** Your goal **
Read through the data and report every line in which the word "otrzymujemy" occurs.

++++++

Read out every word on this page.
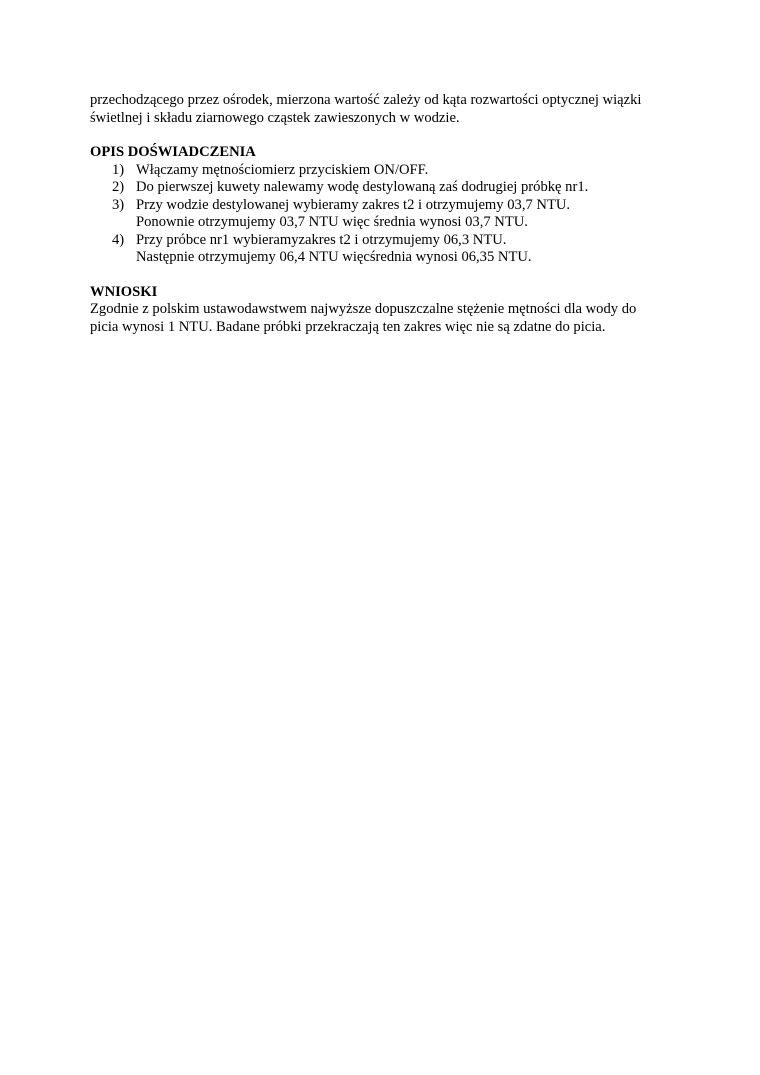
przechodzącego przez ośrodek, mierzona wartość zależy od kąta rozwartości optycznej wiązki
świetlnej i składu ziarnowego cząstek zawieszonych w wodzie.
OPIS DOŚWIADCZENIA
1) Włączamy mętnościomierz przyciskiem ON/OFF.
2) Do pierwszej kuwety nalewamy wodę destylowaną zaś dodrugiej próbkę nr1.
3) Przy wodzie destylowanej wybieramy zakres t2 i otrzymujemy 03,7 NTU.
Ponownie otrzymujemy 03,7 NTU więc średnia wynosi 03,7 NTU.
4) Przy próbce nr1 wybieramyzakres t2 i otrzymujemy 06,3 NTU.
Następnie otrzymujemy 06,4 NTU więcśrednia wynosi 06,35 NTU.
WNIOSKI
Zgodnie z polskim ustawodawstwem najwyższe dopuszczalne stężenie mętności dla wody do
picia wynosi 1 NTU. Badane próbki przekraczają ten zakres więc nie są zdatne do picia.
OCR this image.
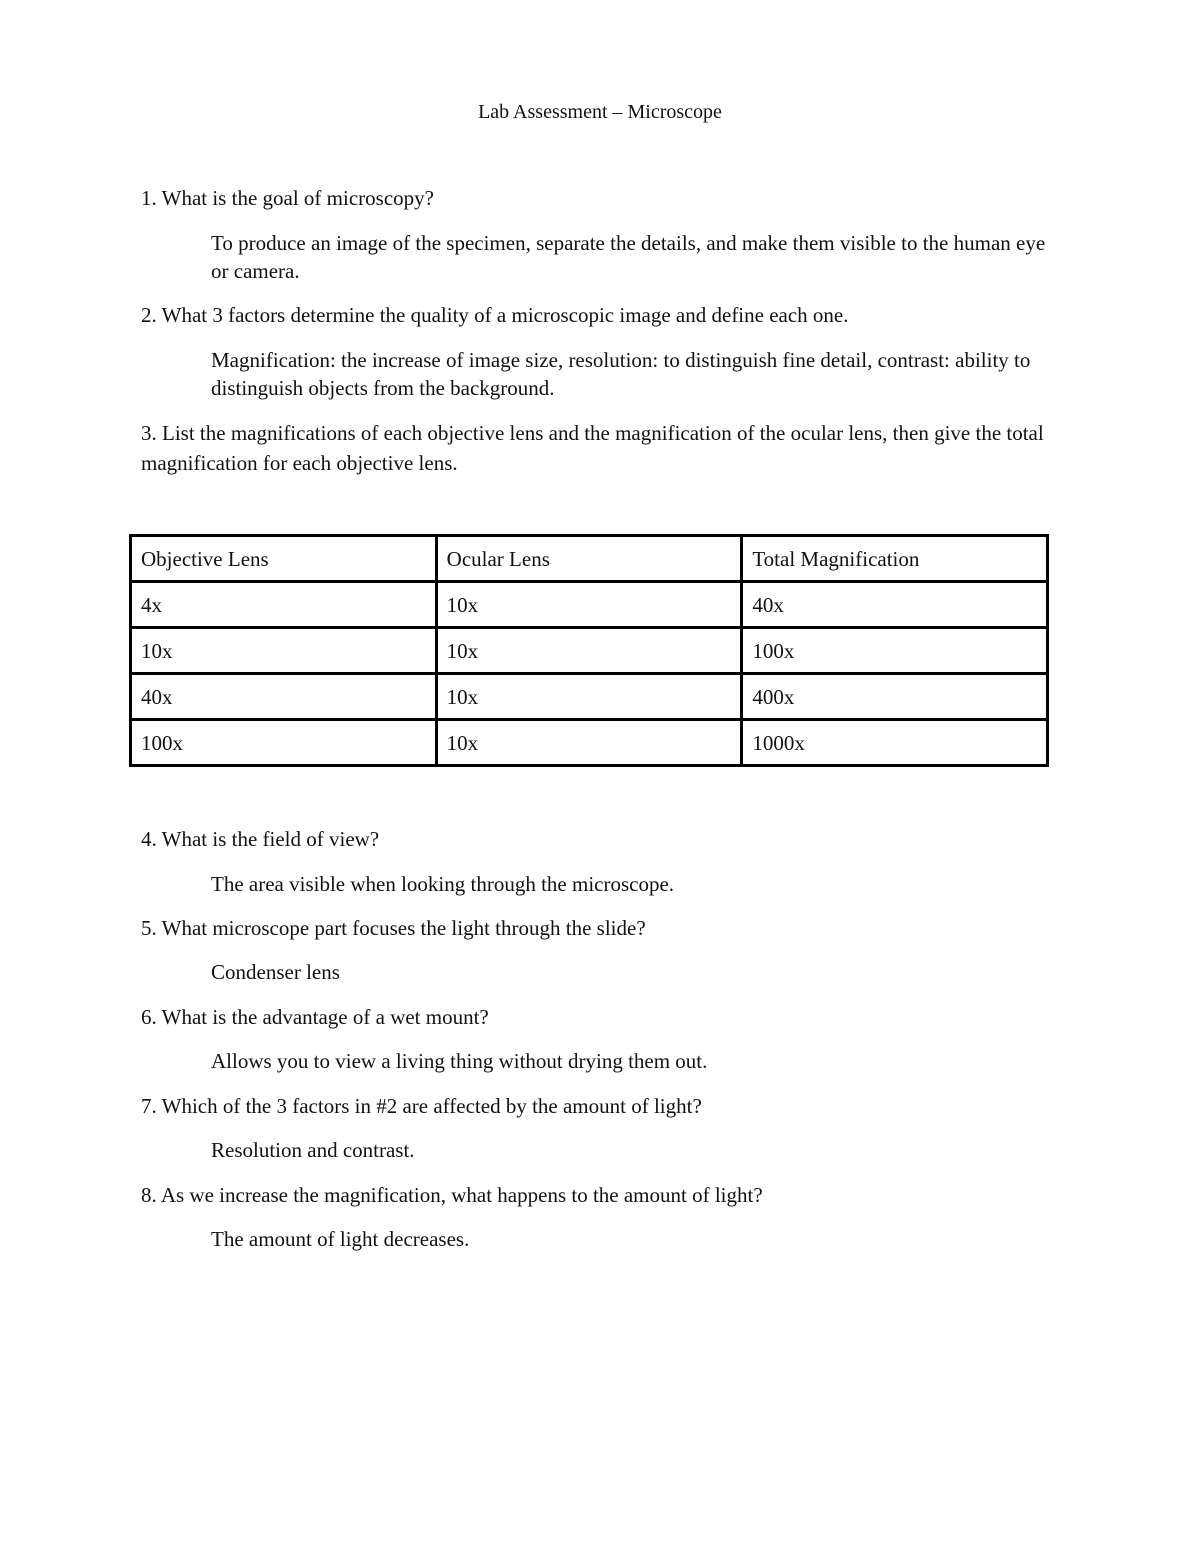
Lab Assessment – Microscope
1. What is the goal of microscopy?
To produce an image of the specimen, separate the details, and make them visible to the human eye or camera.
2. What 3 factors determine the quality of a microscopic image and define each one.
Magnification: the increase of image size, resolution: to distinguish fine detail, contrast: ability to distinguish objects from the background.
3. List the magnifications of each objective lens and the magnification of the ocular lens, then give the total magnification for each objective lens.
Objective Lens	Ocular Lens	Total Magnification
4x	10x	40x
10x	10x	100x
40x	10x	400x
100x	10x	1000x
4. What is the field of view?
The area visible when looking through the microscope.
5. What microscope part focuses the light through the slide?
Condenser lens
6. What is the advantage of a wet mount?
Allows you to view a living thing without drying them out.
7. Which of the 3 factors in #2 are affected by the amount of light?
Resolution and contrast.
8. As we increase the magnification, what happens to the amount of light?
The amount of light decreases.
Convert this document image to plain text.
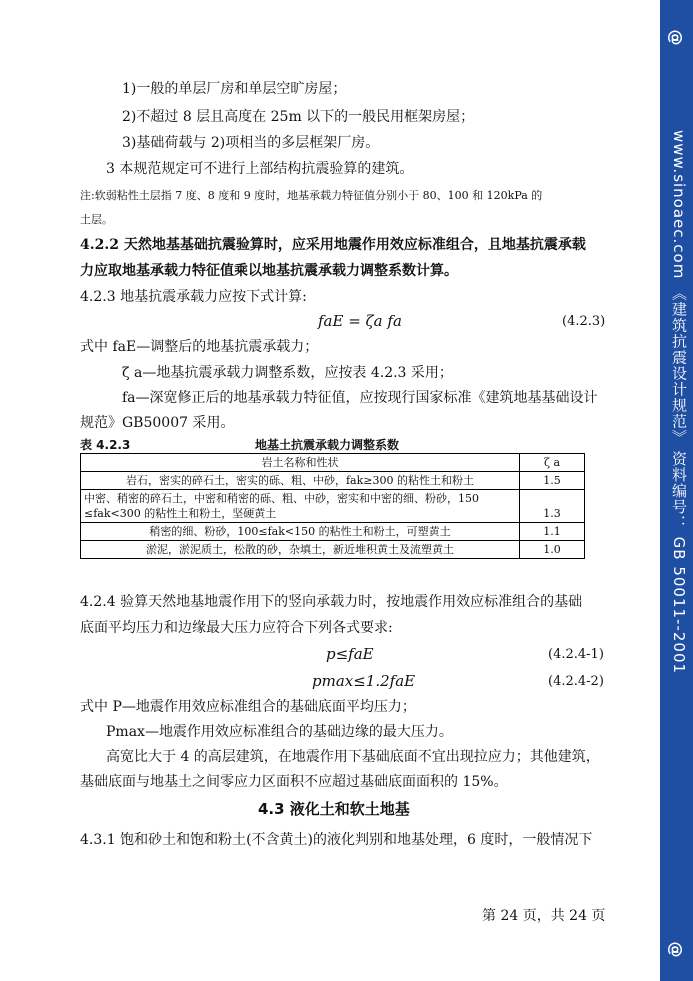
1)一般的单层厂房和单层空旷房屋；
2)不超过 8 层且高度在 25m 以下的一般民用框架房屋；
3)基础荷载与 2)项相当的多层框架厂房。
3 本规范规定可不进行上部结构抗震验算的建筑。
注:软弱粘性土层指 7 度、8 度和 9 度时，地基承载力特征值分别小于 80、100 和 120kPa 的
土层。
4.2.2 天然地基基础抗震验算时，应采用地震作用效应标准组合，且地基抗震承载
力应取地基承载力特征值乘以地基抗震承载力调整系数计算。
4.2.3 地基抗震承载力应按下式计算:
faE = ζa fa	(4.2.3)
式中 faE—调整后的地基抗震承载力；
ζ a—地基抗震承载力调整系数，应按表 4.2.3 采用；
fa—深宽修正后的地基承载力特征值，应按现行国家标准《建筑地基基础设计
规范》GB50007 采用。
表 4.2.3	地基土抗震承载力调整系数
岩土名称和性状	ζ a
岩石，密实的碎石土，密实的砾、粗、中砂，fak≥300 的粘性土和粉土	1.5
中密、稍密的碎石土，中密和稍密的砾、粗、中砂，密实和中密的细、粉砂，150 ≤fak<300 的粘性土和粉土，坚硬黄土	1.3
稍密的细、粉砂，100≤fak<150 的粘性土和粉土，可塑黄土	1.1
淤泥，淤泥质土，松散的砂，杂填土，新近堆积黄土及流塑黄土	1.0
4.2.4 验算天然地基地震作用下的竖向承载力时，按地震作用效应标准组合的基础
底面平均压力和边缘最大压力应符合下列各式要求:
p≤faE	(4.2.4-1)
pmax≤1.2faE	(4.2.4-2)
式中 P—地震作用效应标准组合的基础底面平均压力；
Pmax—地震作用效应标准组合的基础边缘的最大压力。
高宽比大于 4 的高层建筑，在地震作用下基础底面不宜出现拉应力；其他建筑，
基础底面与地基土之间零应力区面积不应超过基础底面面积的 15%。
4.3 液化土和软土地基
4.3.1 饱和砂土和饱和粉土(不含黄土)的液化判别和地基处理，6 度时，一般情况下
第 24 页，共 24 页
@
www.sinoaec.com 《建筑抗震设计规范》 资料编号： GB 50011--2001
@
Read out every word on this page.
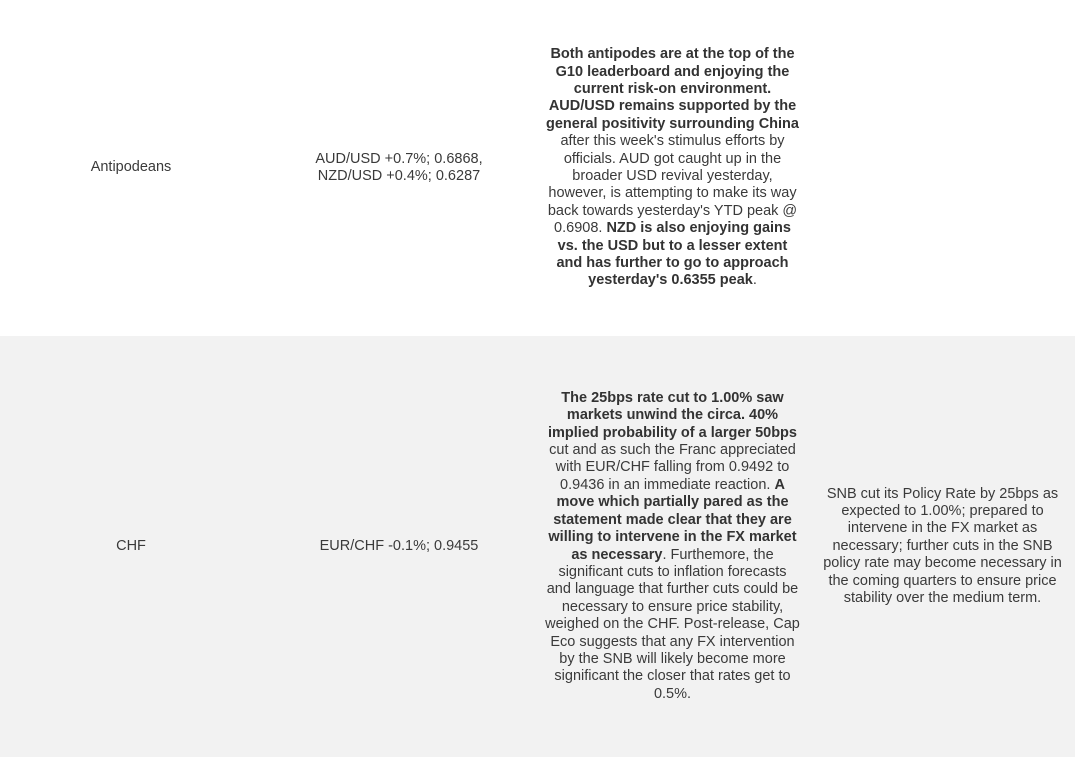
Antipodeans
AUD/USD +0.7%; 0.6868,
NZD/USD +0.4%; 0.6287

Both antipodes are at the top of the G10 leaderboard and enjoying the current risk-on environment. AUD/USD remains supported by the general positivity surrounding China after this week's stimulus efforts by officials. AUD got caught up in the broader USD revival yesterday, however, is attempting to make its way back towards yesterday's YTD peak @ 0.6908. NZD is also enjoying gains vs. the USD but to a lesser extent and has further to go to approach yesterday's 0.6355 peak.

CHF	EUR/CHF -0.1%; 0.9455

The 25bps rate cut to 1.00% saw markets unwind the circa. 40% implied probability of a larger 50bps cut and as such the Franc appreciated with EUR/CHF falling from 0.9492 to 0.9436 in an immediate reaction. A move which partially pared as the statement made clear that they are willing to intervene in the FX market as necessary. Furthemore, the significant cuts to inflation forecasts and language that further cuts could be necessary to ensure price stability, weighed on the CHF. Post-release, Cap Eco suggests that any FX intervention by the SNB will likely become more significant the closer that rates get to 0.5%.

SNB cut its Policy Rate by 25bps as expected to 1.00%; prepared to intervene in the FX market as necessary; further cuts in the SNB policy rate may become necessary in the coming quarters to ensure price stability over the medium term.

++++++

** Correct response **
3) Przy wodzie destylowanej wybieramy zakres t2 i otrzymujemy 03,7 NTU.
Ponownie otrzymujemy 03,7 NTU więc średnia wynosi 03,7 NTU.
4) Przy próbce nr1 wybieramyzakres t2 i otrzymujemy 06,3 NTU.
Następnie otrzymujemy 06,4 NTU więcśrednia wynosi 06,35 NTU.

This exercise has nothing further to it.